# Data for the task
.....

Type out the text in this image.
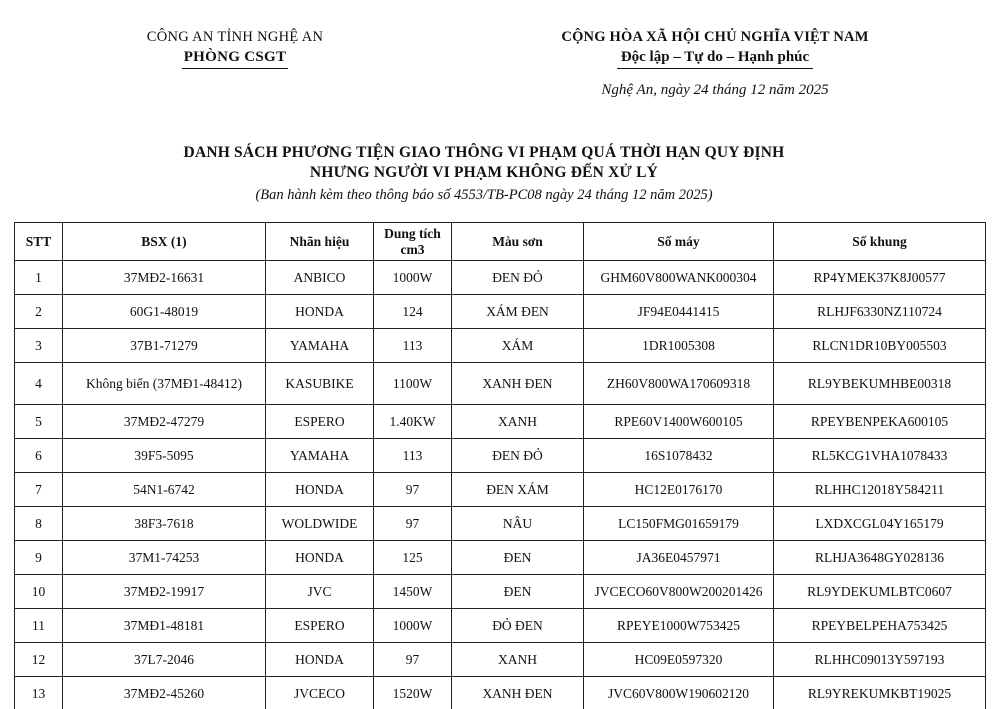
CÔNG AN TỈNH NGHỆ AN
PHÒNG CSGT
CỘNG HÒA XÃ HỘI CHỦ NGHĨA VIỆT NAM
Độc lập – Tự do – Hạnh phúc
Nghệ An, ngày 24 tháng 12 năm 2025
DANH SÁCH PHƯƠNG TIỆN GIAO THÔNG VI PHẠM QUÁ THỜI HẠN QUY ĐỊNH
NHƯNG NGƯỜI VI PHẠM KHÔNG ĐẾN XỬ LÝ
(Ban hành kèm theo thông báo số 4553/TB-PC08 ngày 24 tháng 12 năm 2025)
STT	BSX (1)	Nhãn hiệu	Dung tích cm3	Màu sơn	Số máy	Số khung
1	37MĐ2-16631	ANBICO	1000W	ĐEN ĐỎ	GHM60V800WANK000304	RP4YMEK37K8J00577
2	60G1-48019	HONDA	124	XÁM ĐEN	JF94E0441415	RLHJF6330NZ110724
3	37B1-71279	YAMAHA	113	XÁM	1DR1005308	RLCN1DR10BY005503
4	Không biển (37MĐ1-48412)	KASUBIKE	1100W	XANH ĐEN	ZH60V800WA170609318	RL9YBEKUMHBE00318
5	37MĐ2-47279	ESPERO	1.40KW	XANH	RPE60V1400W600105	RPEYBENPEKA600105
6	39F5-5095	YAMAHA	113	ĐEN ĐỎ	16S1078432	RL5KCG1VHA1078433
7	54N1-6742	HONDA	97	ĐEN XÁM	HC12E0176170	RLHHC12018Y584211
8	38F3-7618	WOLDWIDE	97	NÂU	LC150FMG01659179	LXDXCGL04Y165179
9	37M1-74253	HONDA	125	ĐEN	JA36E0457971	RLHJA3648GY028136
10	37MĐ2-19917	JVC	1450W	ĐEN	JVCECO60V800W200201426	RL9YDEKUMLBTC0607
11	37MĐ1-48181	ESPERO	1000W	ĐỎ ĐEN	RPEYE1000W753425	RPEYBELPEHA753425
12	37L7-2046	HONDA	97	XANH	HC09E0597320	RLHHC09013Y597193
13	37MĐ2-45260	JVCECO	1520W	XANH ĐEN	JVC60V800W190602120	RL9YREKUMKBT19025
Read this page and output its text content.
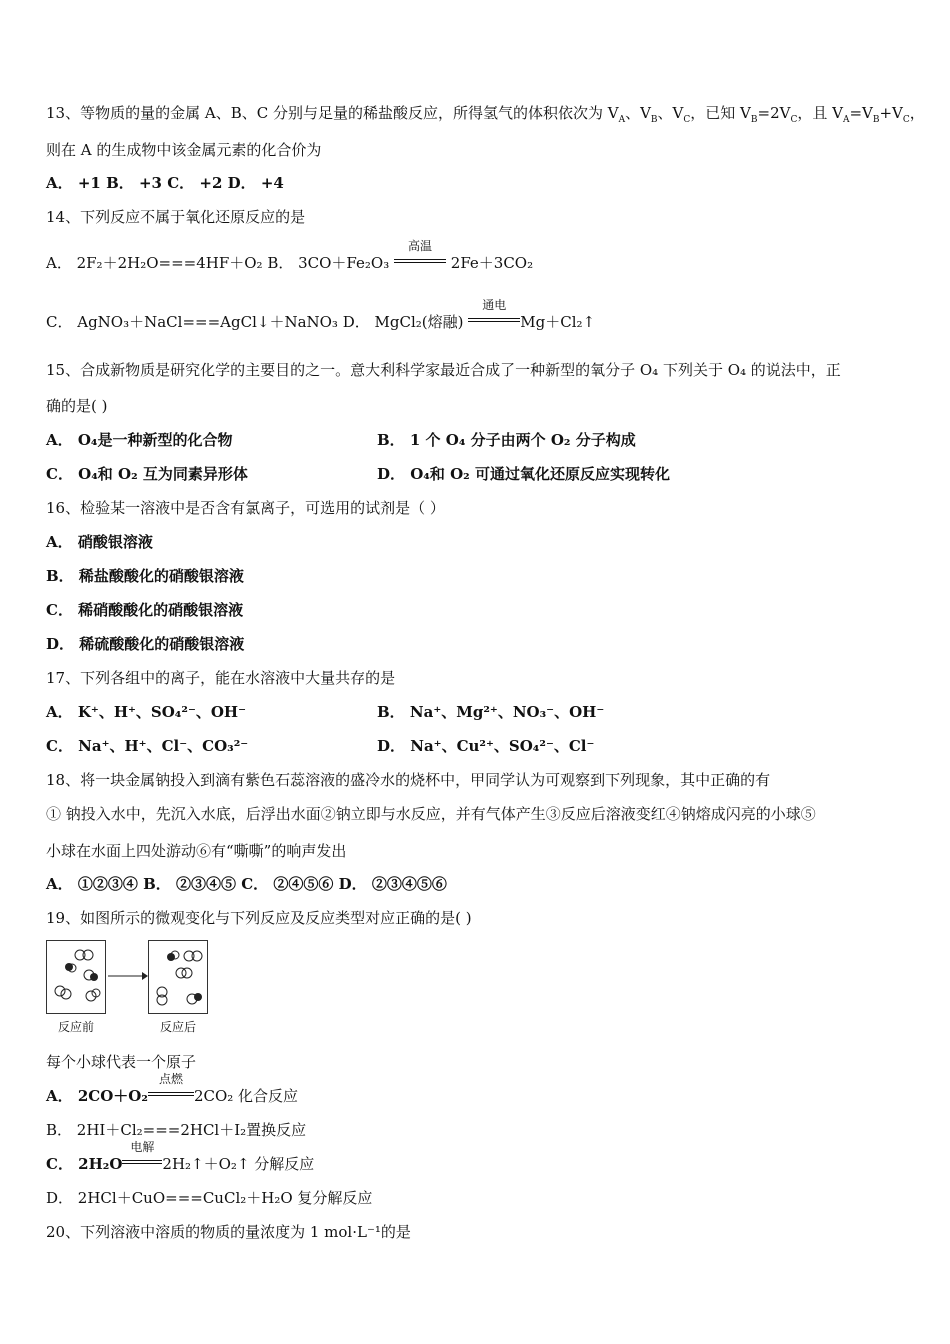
13、等物质的量的金属 A、B、C 分别与足量的稀盐酸反应，所得氢气的体积依次为 $V_A$、$V_B$、$V_C$，已知 $V_B=2V_C$，且 $V_A=V_B+V_C$，
则在 A 的生成物中该金属元素的化合价为
A． +1 B． +3 C． +2 D． +4
14、下列反应不属于氧化还原反应的是
A． 2F₂＋2H₂O===4HF＋O₂ B． 3CO＋Fe₂O₃
高温
2Fe＋3CO₂
C． AgNO₃＋NaCl===AgCl↓＋NaNO₃ D． MgCl₂(熔融)
通电
Mg＋Cl₂↑
15、合成新物质是研究化学的主要目的之一。意大利科学家最近合成了一种新型的氧分子 O₄ 下列关于 O₄ 的说法中，正
确的是( )
A． O₄是一种新型的化合物	B． 1 个 O₄ 分子由两个 O₂ 分子构成
C． O₄和 O₂ 互为同素异形体	D． O₄和 O₂ 可通过氧化还原反应实现转化
16、检验某一溶液中是否含有氯离子，可选用的试剂是（ ）
A． 硝酸银溶液
B． 稀盐酸酸化的硝酸银溶液
C． 稀硝酸酸化的硝酸银溶液
D． 稀硫酸酸化的硝酸银溶液
17、下列各组中的离子，能在水溶液中大量共存的是
A． K⁺、H⁺、SO₄²⁻、OH⁻	B． Na⁺、Mg²⁺、NO₃⁻、OH⁻
C． Na⁺、H⁺、Cl⁻、CO₃²⁻	D． Na⁺、Cu²⁺、SO₄²⁻、Cl⁻
18、将一块金属钠投入到滴有紫色石蕊溶液的盛冷水的烧杯中，甲同学认为可观察到下列现象，其中正确的有
① 钠投入水中，先沉入水底，后浮出水面②钠立即与水反应，并有气体产生③反应后溶液变红④钠熔成闪亮的小球⑤
小球在水面上四处游动⑥有“嘶嘶”的响声发出
A． ①②③④ B． ②③④⑤ C． ②④⑤⑥ D． ②③④⑤⑥
19、如图所示的微观变化与下列反应及反应类型对应正确的是( )
反应前	反应后
每个小球代表一个原子
A． 2CO＋O₂
点燃
2CO₂ 化合反应
B． 2HI＋Cl₂===2HCl＋I₂置换反应
C． 2H₂O
电解
2H₂↑＋O₂↑ 分解反应
D． 2HCl＋CuO===CuCl₂＋H₂O 复分解反应
20、下列溶液中溶质的物质的量浓度为 1 mol·L⁻¹的是
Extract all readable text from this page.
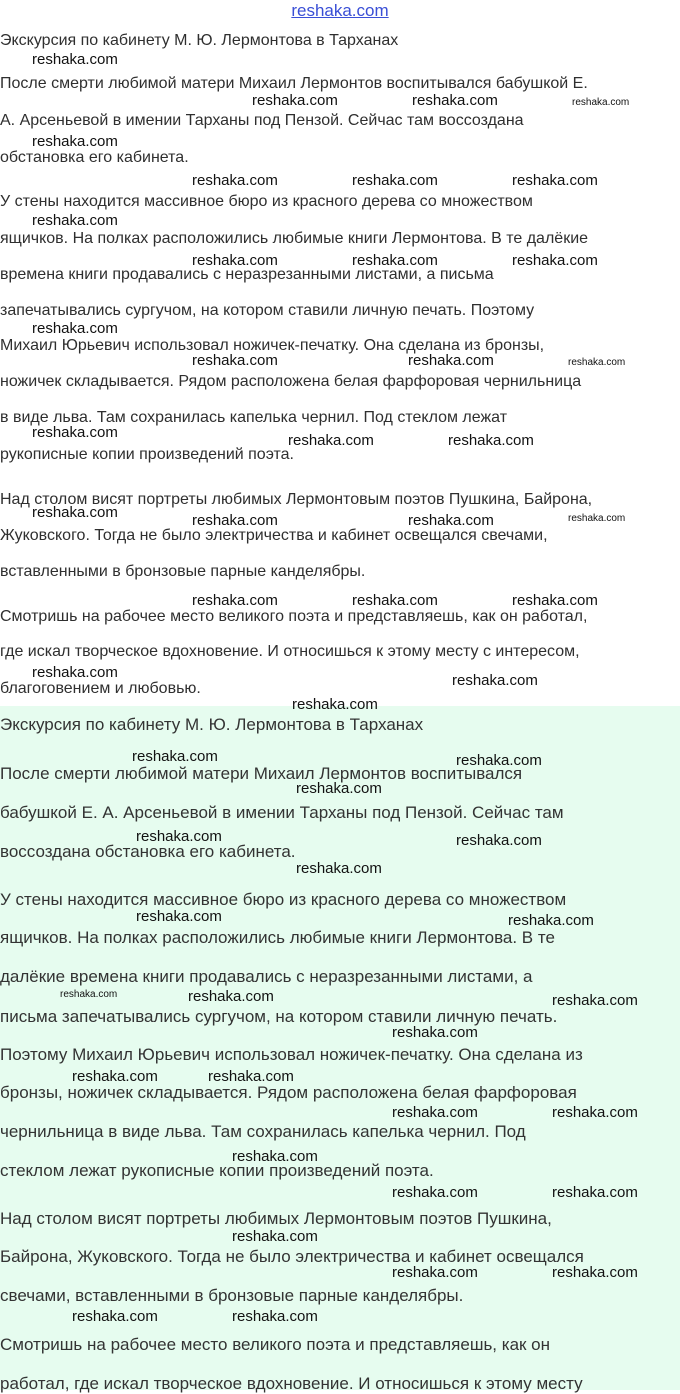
reshaka.com
Экскурсия по кабинету М. Ю. Лермонтова в Тарханах
После смерти любимой матери Михаил Лермонтов воспитывался бабушкой Е.
А. Арсеньевой в имении Тарханы под Пензой. Сейчас там воссоздана
обстановка его кабинета.
У стены находится массивное бюро из красного дерева со множеством
ящичков. На полках расположились любимые книги Лермонтова. В те далёкие
времена книги продавались с неразрезанными листами, а письма
запечатывались сургучом, на котором ставили личную печать. Поэтому
Михаил Юрьевич использовал ножичек-печатку. Она сделана из бронзы,
ножичек складывается. Рядом расположена белая фарфоровая чернильница
в виде льва. Там сохранилась капелька чернил. Под стеклом лежат
рукописные копии произведений поэта.
Над столом висят портреты любимых Лермонтовым поэтов Пушкина, Байрона,
Жуковского. Тогда не было электричества и кабинет освещался свечами,
вставленными в бронзовые парные канделябры.
Смотришь на рабочее место великого поэта и представляешь, как он работал,
где искал творческое вдохновение. И относишься к этому месту с интересом,
благоговением и любовью.
Экскурсия по кабинету М. Ю. Лермонтова в Тарханах
После смерти любимой матери Михаил Лермонтов воспитывался
бабушкой Е. А. Арсеньевой в имении Тарханы под Пензой. Сейчас там
воссоздана обстановка его кабинета.
У стены находится массивное бюро из красного дерева со множеством
ящичков. На полках расположились любимые книги Лермонтова. В те
далёкие времена книги продавались с неразрезанными листами, а
письма запечатывались сургучом, на котором ставили личную печать.
Поэтому Михаил Юрьевич использовал ножичек-печатку. Она сделана из
бронзы, ножичек складывается. Рядом расположена белая фарфоровая
чернильница в виде льва. Там сохранилась капелька чернил. Под
стеклом лежат рукописные копии произведений поэта.
Над столом висят портреты любимых Лермонтовым поэтов Пушкина,
Байрона, Жуковского. Тогда не было электричества и кабинет освещался
свечами, вставленными в бронзовые парные канделябры.
Смотришь на рабочее место великого поэта и представляешь, как он
работал, где искал творческое вдохновение. И относишься к этому месту
reshaka.com
reshaka.com	reshaka.com	reshaka.com
reshaka.com
reshaka.com	reshaka.com	reshaka.com
reshaka.com
reshaka.com	reshaka.com	reshaka.com
reshaka.com
reshaka.com	reshaka.com	reshaka.com
reshaka.com	reshaka.com	reshaka.com
reshaka.com	reshaka.com	reshaka.com	reshaka.com
reshaka.com	reshaka.com	reshaka.com
reshaka.com	reshaka.com
reshaka.com
reshaka.com	reshaka.com
reshaka.com
reshaka.com	reshaka.com
reshaka.com
reshaka.com	reshaka.com
reshaka.com	reshaka.com	reshaka.com
reshaka.com
reshaka.com	reshaka.com
reshaka.com	reshaka.com
reshaka.com
reshaka.com	reshaka.com
reshaka.com
reshaka.com	reshaka.com
reshaka.com	reshaka.com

.....

# Goal
Report every line in the data above in which the word "вставленными" appears.

# Final result
вставленными в бронзовые парные канделябры.
свечами, вставленными в бронзовые парные канделябры.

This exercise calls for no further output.